• **What you will do**
Write out all records as given; omit images.

(Records from a data source)
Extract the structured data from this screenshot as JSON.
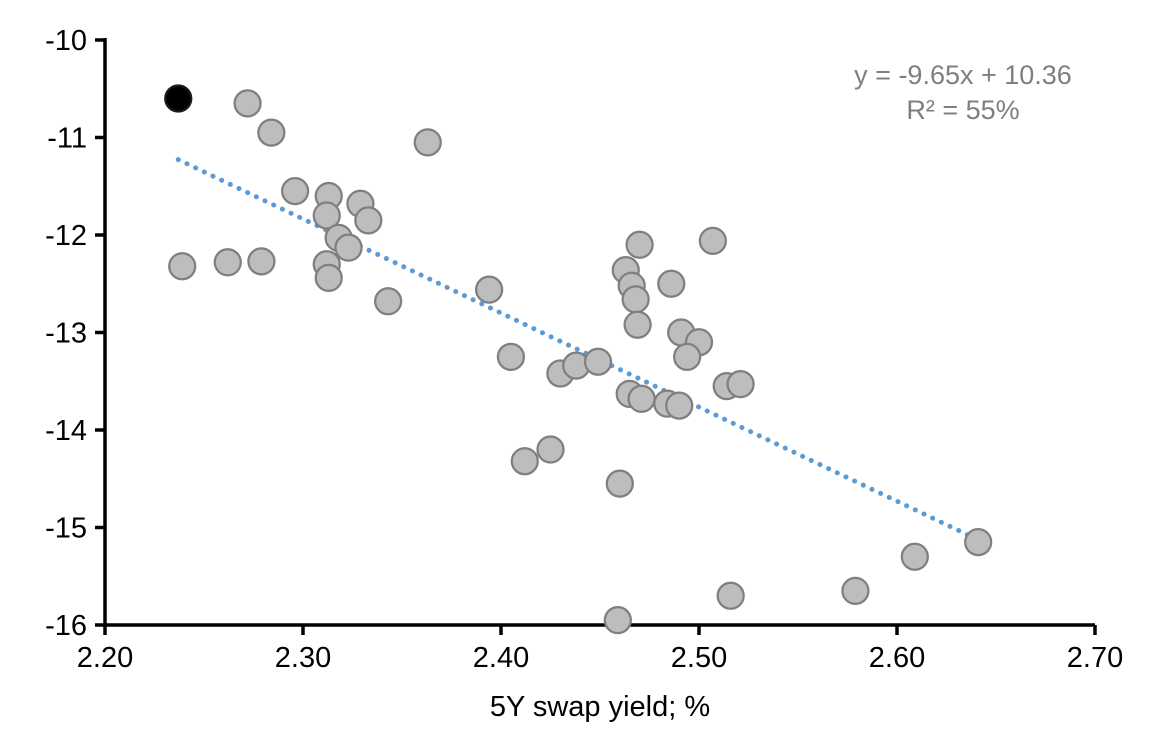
{
  "chart_data": {
    "type": "scatter",
    "title": "",
    "xlabel": "5Y swap yield; %",
    "ylabel": "",
    "xlim": [
      2.2,
      2.7
    ],
    "ylim": [
      -16,
      -10
    ],
    "grid": false,
    "x_ticks": [
      2.2,
      2.3,
      2.4,
      2.5,
      2.6,
      2.7
    ],
    "x_tick_labels": [
      "2.20",
      "2.30",
      "2.40",
      "2.50",
      "2.60",
      "2.70"
    ],
    "y_ticks": [
      -10,
      -11,
      -12,
      -13,
      -14,
      -15,
      -16
    ],
    "y_tick_labels": [
      "-10",
      "-11",
      "-12",
      "-13",
      "-14",
      "-15",
      "-16"
    ],
    "annotation": {
      "line1": "y = -9.65x + 10.36",
      "line2": "R² = 55%",
      "color": "#7F7F7F"
    },
    "trendline": {
      "slope": -9.65,
      "intercept": 10.36,
      "x_start": 2.237,
      "x_end": 2.641,
      "style": "dotted",
      "color": "#5B9BD5"
    },
    "series": [
      {
        "name": "observations",
        "color": "#BDBDBD",
        "stroke": "#7F7F7F",
        "points": [
          [
            2.272,
            -10.65
          ],
          [
            2.284,
            -10.95
          ],
          [
            2.363,
            -11.05
          ],
          [
            2.296,
            -11.55
          ],
          [
            2.313,
            -11.6
          ],
          [
            2.329,
            -11.68
          ],
          [
            2.312,
            -11.8
          ],
          [
            2.333,
            -11.85
          ],
          [
            2.318,
            -12.03
          ],
          [
            2.323,
            -12.13
          ],
          [
            2.239,
            -12.32
          ],
          [
            2.262,
            -12.28
          ],
          [
            2.279,
            -12.27
          ],
          [
            2.312,
            -12.3
          ],
          [
            2.313,
            -12.44
          ],
          [
            2.343,
            -12.68
          ],
          [
            2.394,
            -12.56
          ],
          [
            2.47,
            -12.1
          ],
          [
            2.507,
            -12.06
          ],
          [
            2.463,
            -12.36
          ],
          [
            2.466,
            -12.52
          ],
          [
            2.468,
            -12.66
          ],
          [
            2.486,
            -12.5
          ],
          [
            2.469,
            -12.92
          ],
          [
            2.491,
            -13.0
          ],
          [
            2.5,
            -13.1
          ],
          [
            2.494,
            -13.25
          ],
          [
            2.405,
            -13.25
          ],
          [
            2.43,
            -13.42
          ],
          [
            2.438,
            -13.34
          ],
          [
            2.449,
            -13.3
          ],
          [
            2.514,
            -13.55
          ],
          [
            2.521,
            -13.53
          ],
          [
            2.465,
            -13.63
          ],
          [
            2.471,
            -13.68
          ],
          [
            2.484,
            -13.73
          ],
          [
            2.49,
            -13.75
          ],
          [
            2.425,
            -14.2
          ],
          [
            2.412,
            -14.32
          ],
          [
            2.46,
            -14.55
          ],
          [
            2.641,
            -15.15
          ],
          [
            2.609,
            -15.3
          ],
          [
            2.579,
            -15.65
          ],
          [
            2.516,
            -15.7
          ],
          [
            2.459,
            -15.95
          ]
        ]
      },
      {
        "name": "highlighted-observation",
        "color": "#000000",
        "stroke": "#1A1A1A",
        "points": [
          [
            2.237,
            -10.6
          ]
        ]
      }
    ]
  },
  "colors": {
    "background": "#FFFFFF",
    "axis": "#000000",
    "marker_fill": "#BDBDBD",
    "marker_stroke": "#7F7F7F",
    "highlight_marker": "#000000",
    "trendline": "#5B9BD5",
    "annotation_text": "#7F7F7F"
  }
}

• **Answer for this exercise**
Extract the structured data from this screenshot as JSON.
{
  "chart_data": {
    "type": "scatter",
    "title": "",
    "xlabel": "5Y swap yield; %",
    "ylabel": "",
    "xlim": [
      2.2,
      2.7
    ],
    "ylim": [
      -16,
      -10
    ],
    "grid": false,
    "x_ticks": [
      2.2,
      2.3,
      2.4,
      2.5,
      2.6,
      2.7
    ],
    "x_tick_labels": [
      "2.20",
      "2.30",
      "2.40",
      "2.50",
      "2.60",
      "2.70"
    ],
    "y_ticks": [
      -10,
      -11,
      -12,
      -13,
      -14,
      -15,
      -16
    ],
    "y_tick_labels": [
      "-10",
      "-11",
      "-12",
      "-13",
      "-14",
      "-15",
      "-16"
    ],
    "annotation": {
      "line1": "y = -9.65x + 10.36",
      "line2": "R² = 55%",
      "color": "#7F7F7F"
    },
    "trendline": {
      "slope": -9.65,
      "intercept": 10.36,
      "x_start": 2.237,
      "x_end": 2.641,
      "style": "dotted",
      "color": "#5B9BD5"
    },
    "series": [
      {
        "name": "observations",
        "color": "#BDBDBD",
        "stroke": "#7F7F7F",
        "points": [
          [
            2.272,
            -10.65
          ],
          [
            2.284,
            -10.95
          ],
          [
            2.363,
            -11.05
          ],
          [
            2.296,
            -11.55
          ],
          [
            2.313,
            -11.6
          ],
          [
            2.329,
            -11.68
          ],
          [
            2.312,
            -11.8
          ],
          [
            2.333,
            -11.85
          ],
          [
            2.318,
            -12.03
          ],
          [
            2.323,
            -12.13
          ],
          [
            2.239,
            -12.32
          ],
          [
            2.262,
            -12.28
          ],
          [
            2.279,
            -12.27
          ],
          [
            2.312,
            -12.3
          ],
          [
            2.313,
            -12.44
          ],
          [
            2.343,
            -12.68
          ],
          [
            2.394,
            -12.56
          ],
          [
            2.47,
            -12.1
          ],
          [
            2.507,
            -12.06
          ],
          [
            2.463,
            -12.36
          ],
          [
            2.466,
            -12.52
          ],
          [
            2.468,
            -12.66
          ],
          [
            2.486,
            -12.5
          ],
          [
            2.469,
            -12.92
          ],
          [
            2.491,
            -13.0
          ],
          [
            2.5,
            -13.1
          ],
          [
            2.494,
            -13.25
          ],
          [
            2.405,
            -13.25
          ],
          [
            2.43,
            -13.42
          ],
          [
            2.438,
            -13.34
          ],
          [
            2.449,
            -13.3
          ],
          [
            2.514,
            -13.55
          ],
          [
            2.521,
            -13.53
          ],
          [
            2.465,
            -13.63
          ],
          [
            2.471,
            -13.68
          ],
          [
            2.484,
            -13.73
          ],
          [
            2.49,
            -13.75
          ],
          [
            2.425,
            -14.2
          ],
          [
            2.412,
            -14.32
          ],
          [
            2.46,
            -14.55
          ],
          [
            2.641,
            -15.15
          ],
          [
            2.609,
            -15.3
          ],
          [
            2.579,
            -15.65
          ],
          [
            2.516,
            -15.7
          ],
          [
            2.459,
            -15.95
          ]
        ]
      },
      {
        "name": "highlighted-observation",
        "color": "#000000",
        "stroke": "#1A1A1A",
        "points": [
          [
            2.237,
            -10.6
          ]
        ]
      }
    ]
  },
  "colors": {
    "background": "#FFFFFF",
    "axis": "#000000",
    "marker_fill": "#BDBDBD",
    "marker_stroke": "#7F7F7F",
    "highlight_marker": "#000000",
    "trendline": "#5B9BD5",
    "annotation_text": "#7F7F7F"
  }
}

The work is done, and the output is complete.